#### [CONSIGNA DADA]
Responde con lo que dice el fragmento de código de abajo:
(a) ¿Qué valor se le asigna a MAX_PRIME?
(b) Según los comentarios, ¿qué principio se aplica en la función countSquares?
(c) ¿Con qué valor empieza la variable low en la búsqueda binaria?

#### [TEXTO SELECCIONADO]
A continuación se muestra la implementación del algoritmo anterior: 
 

C++

// Program to find the nth square free number
#include<bits/stdc++.h>
using namespace std;
 
// Maximum prime number to be considered for square
// divisibility
const int MAX_PRIME = 100000;
 
// Maximum value of result. We do binary search from 1
// to MAX_RES
const int MAX_RES = 2000000000l;
 
void SieveOfEratosthenes(vector<long long> &a)
{
    // Create a boolean array "prime[0..n]" and initialize
    // all entries it as true. A value in prime[i] will
    // finally be false if i is Not a prime, else true.
    bool prime[MAX_PRIME + 1];
    memset(prime, true, sizeof(prime));
 
    for (long long p=2; p*p<=MAX_PRIME; p++)
    {
        // If prime[p] is not changed, then it is a prime
        if (prime[p] == true)
        {
            // Update all multiples of p
            for (long long i=p*2; i<=MAX_PRIME; i += p)
                prime[i] = false;
        }
    }
 
    // Store all prime numbers in a[]
    for (long long p=2; p<=MAX_PRIME; p++)
        if (prime[p])
            a.push_back(p);
}
 
// Function to count integers upto k which are having
// perfect squares as factors. i is index of next
// prime number whose square needs to be checked.
// curr is current number whose square to be checked.
long long countSquares(long long i, long long cur,
                       long long k, vector<long long> &a)
{
    // variable to store square of prime
    long long square = a[i]*a[i];
 
    long long newCur = square*cur;
 
    // If value of greatest integer becomes zero
    if (newCur > k)
        return 0;
 
    // Applying inclusion-exclusion principle
 
    // Counting integers with squares as factor
    long long cnt = k/(newCur);
 
    // Inclusion (Recur for next prime number)
    cnt += countSquares(i+1, cur, k, a);
 
    // Exclusion (Recur for next prime number)
    cnt -= countSquares(i+1, newCur, k, a);
 
    // Final count
    return cnt;
}
 
// Function to return nth square free number
long long squareFree(long long n)
{
    // Computing primes and storing it in an array a[]
    vector <long long> a;
    SieveOfEratosthenes(a);
 
    // Applying binary search
    long long low = 1;
    long long high = MAX_RES;
 
    while (low < high)

#### [DATOS MOSTRADOS]
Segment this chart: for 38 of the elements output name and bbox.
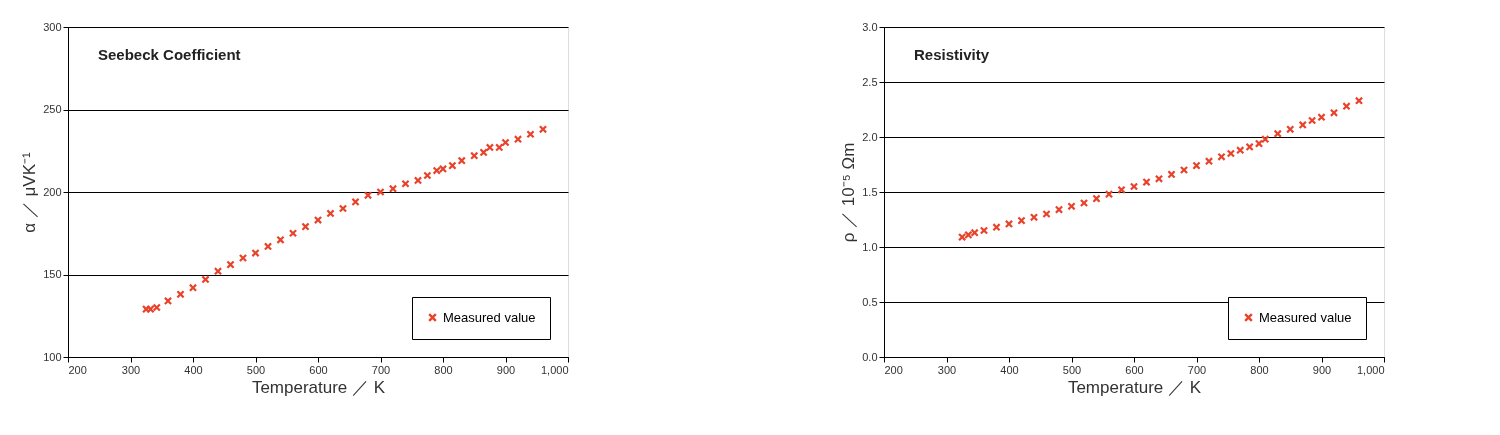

#### [TAREA RESUELTA]
(a) 100000.
(b) El principio de inclusión-exclusión.
(c) Con 1.